The input >>

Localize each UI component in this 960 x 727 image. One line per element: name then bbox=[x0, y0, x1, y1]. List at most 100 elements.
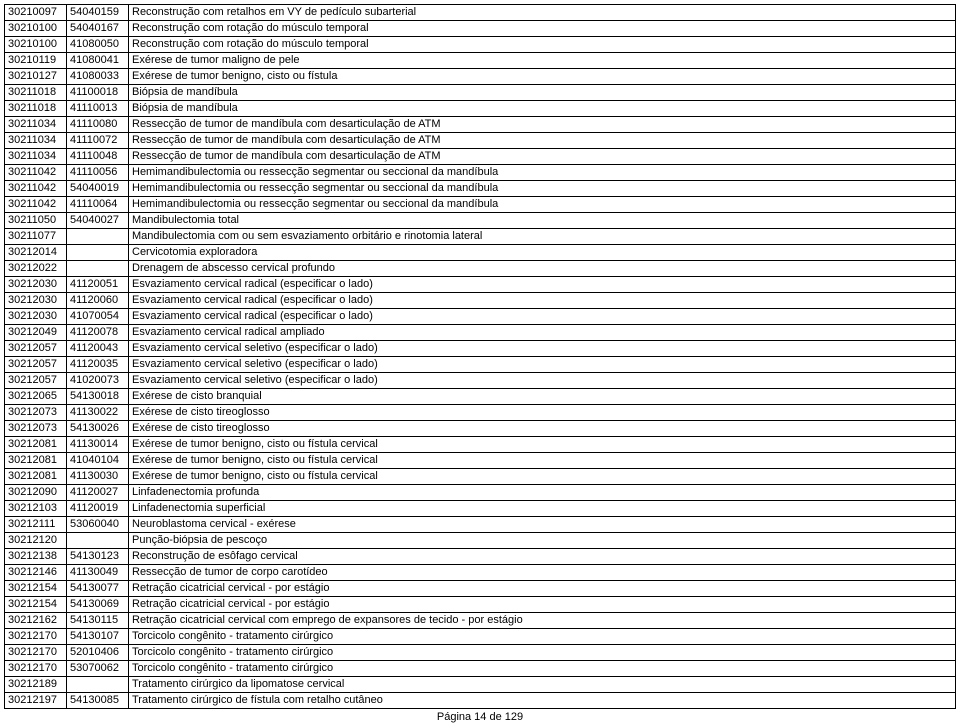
code-2: 41080050 bbox=[67, 37, 129, 53]
code-2 bbox=[67, 245, 129, 261]
code-1: 30212014 bbox=[5, 245, 67, 261]
code-1: 30210100 bbox=[5, 21, 67, 37]
code-2: 41130014 bbox=[67, 437, 129, 453]
table-row: 3021104241110064Hemimandibulectomia ou r… bbox=[5, 197, 956, 213]
table-row: 3021205741120043Esvaziamento cervical se… bbox=[5, 341, 956, 357]
codes-table: 3021009754040159Reconstrução com retalho… bbox=[4, 4, 956, 709]
table-row: 3021209041120027Linfadenectomia profunda bbox=[5, 485, 956, 501]
code-1: 30212030 bbox=[5, 293, 67, 309]
code-2: 41120019 bbox=[67, 501, 129, 517]
code-1: 30212138 bbox=[5, 549, 67, 565]
code-2 bbox=[67, 261, 129, 277]
code-1: 30211042 bbox=[5, 197, 67, 213]
code-1: 30212197 bbox=[5, 693, 67, 709]
code-1: 30211034 bbox=[5, 133, 67, 149]
code-2: 54130107 bbox=[67, 629, 129, 645]
description: Ressecção de tumor de mandíbula com desa… bbox=[129, 117, 956, 133]
page-footer: Página 14 de 129 bbox=[4, 711, 956, 723]
code-2: 54130115 bbox=[67, 613, 129, 629]
description: Ressecção de tumor de mandíbula com desa… bbox=[129, 149, 956, 165]
description: Esvaziamento cervical seletivo (especifi… bbox=[129, 357, 956, 373]
table-row: 3021210341120019Linfadenectomia superfic… bbox=[5, 501, 956, 517]
code-1: 30212170 bbox=[5, 661, 67, 677]
description: Hemimandibulectomia ou ressecção segment… bbox=[129, 197, 956, 213]
description: Biópsia de mandíbula bbox=[129, 101, 956, 117]
description: Esvaziamento cervical radical (especific… bbox=[129, 309, 956, 325]
table-row: 3021208141130014Exérese de tumor benigno… bbox=[5, 437, 956, 453]
table-row: 3021103441110072Ressecção de tumor de ma… bbox=[5, 133, 956, 149]
description: Retração cicatricial cervical - por está… bbox=[129, 597, 956, 613]
code-1: 30212189 bbox=[5, 677, 67, 693]
code-1: 30212057 bbox=[5, 357, 67, 373]
table-row: 3021213854130123Reconstrução de esôfago … bbox=[5, 549, 956, 565]
code-2: 41080033 bbox=[67, 69, 129, 85]
table-row: 3021208141040104Exérese de tumor benigno… bbox=[5, 453, 956, 469]
description: Exérese de cisto branquial bbox=[129, 389, 956, 405]
table-row: 3021219754130085Tratamento cirúrgico de … bbox=[5, 693, 956, 709]
table-row: 3021103441110048Ressecção de tumor de ma… bbox=[5, 149, 956, 165]
description: Exérese de cisto tireoglosso bbox=[129, 421, 956, 437]
description: Mandibulectomia com ou sem esvaziamento … bbox=[129, 229, 956, 245]
code-2: 41110064 bbox=[67, 197, 129, 213]
code-2: 41080041 bbox=[67, 53, 129, 69]
description: Reconstrução com retalhos em VY de pedíc… bbox=[129, 5, 956, 21]
table-row: 3021205741020073Esvaziamento cervical se… bbox=[5, 373, 956, 389]
table-row: 3021011941080041Exérese de tumor maligno… bbox=[5, 53, 956, 69]
code-1: 30211034 bbox=[5, 149, 67, 165]
table-row: 3021215454130069Retração cicatricial cer… bbox=[5, 597, 956, 613]
code-1: 30211042 bbox=[5, 181, 67, 197]
code-2 bbox=[67, 677, 129, 693]
description: Neuroblastoma cervical - exérese bbox=[129, 517, 956, 533]
code-2: 53070062 bbox=[67, 661, 129, 677]
code-1: 30211077 bbox=[5, 229, 67, 245]
description: Reconstrução com rotação do músculo temp… bbox=[129, 21, 956, 37]
table-row: 3021103441110080Ressecção de tumor de ma… bbox=[5, 117, 956, 133]
code-2: 54040019 bbox=[67, 181, 129, 197]
code-1: 30212103 bbox=[5, 501, 67, 517]
code-2: 54130077 bbox=[67, 581, 129, 597]
code-2: 41070054 bbox=[67, 309, 129, 325]
description: Exérese de tumor benigno, cisto ou fístu… bbox=[129, 469, 956, 485]
code-1: 30212162 bbox=[5, 613, 67, 629]
description: Ressecção de tumor de corpo carotídeo bbox=[129, 565, 956, 581]
table-row: 30212022 Drenagem de abscesso cervical pr… bbox=[5, 261, 956, 277]
description: Exérese de tumor benigno, cisto ou fístu… bbox=[129, 437, 956, 453]
code-1: 30212090 bbox=[5, 485, 67, 501]
description: Exérese de tumor maligno de pele bbox=[129, 53, 956, 69]
code-2: 41120035 bbox=[67, 357, 129, 373]
code-1: 30212065 bbox=[5, 389, 67, 405]
description: Esvaziamento cervical radical (especific… bbox=[129, 293, 956, 309]
table-row: 3021216254130115Retração cicatricial cer… bbox=[5, 613, 956, 629]
table-row: 3021203041120051Esvaziamento cervical ra… bbox=[5, 277, 956, 293]
code-1: 30210127 bbox=[5, 69, 67, 85]
description: Esvaziamento cervical radical ampliado bbox=[129, 325, 956, 341]
table-row: 3021206554130018Exérese de cisto branqui… bbox=[5, 389, 956, 405]
description: Torcicolo congênito - tratamento cirúrgi… bbox=[129, 645, 956, 661]
code-2: 41120060 bbox=[67, 293, 129, 309]
code-1: 30212120 bbox=[5, 533, 67, 549]
code-1: 30211034 bbox=[5, 117, 67, 133]
table-row: 3021009754040159Reconstrução com retalho… bbox=[5, 5, 956, 21]
code-1: 30211042 bbox=[5, 165, 67, 181]
table-row: 3021211153060040Neuroblastoma cervical -… bbox=[5, 517, 956, 533]
code-1: 30212022 bbox=[5, 261, 67, 277]
code-1: 30212057 bbox=[5, 341, 67, 357]
code-1: 30212049 bbox=[5, 325, 67, 341]
table-row: 3021101841100018Biópsia de mandíbula bbox=[5, 85, 956, 101]
code-2: 54130123 bbox=[67, 549, 129, 565]
table-row: 3021104254040019Hemimandibulectomia ou r… bbox=[5, 181, 956, 197]
table-row: 30212189Tratamento cirúrgico da lipomato… bbox=[5, 677, 956, 693]
description: Retração cicatricial cervical com empreg… bbox=[129, 613, 956, 629]
code-2: 54130026 bbox=[67, 421, 129, 437]
description: Punção-biópsia de pescoço bbox=[129, 533, 956, 549]
code-1: 30211018 bbox=[5, 101, 67, 117]
table-row: 3021010041080050Reconstrução com rotação… bbox=[5, 37, 956, 53]
table-row: 30212014Cervicotomia exploradora bbox=[5, 245, 956, 261]
description: Reconstrução de esôfago cervical bbox=[129, 549, 956, 565]
description: Hemimandibulectomia ou ressecção segment… bbox=[129, 165, 956, 181]
table-row: 3021205741120035Esvaziamento cervical se… bbox=[5, 357, 956, 373]
table-row: 3021012741080033Exérese de tumor benigno… bbox=[5, 69, 956, 85]
description: Drenagem de abscesso cervical profundo bbox=[129, 261, 956, 277]
description: Tratamento cirúrgico de fístula com reta… bbox=[129, 693, 956, 709]
code-2: 54040167 bbox=[67, 21, 129, 37]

Task details >>
Only lines that hold the string "Drenagem" belong in the answer, so copy every one of them from the records.

Task solution >>
table-row: 30212022 Drenagem de abscesso cervical pr… bbox=[5, 261, 956, 277]
description: Drenagem de abscesso cervical profundo bbox=[129, 261, 956, 277]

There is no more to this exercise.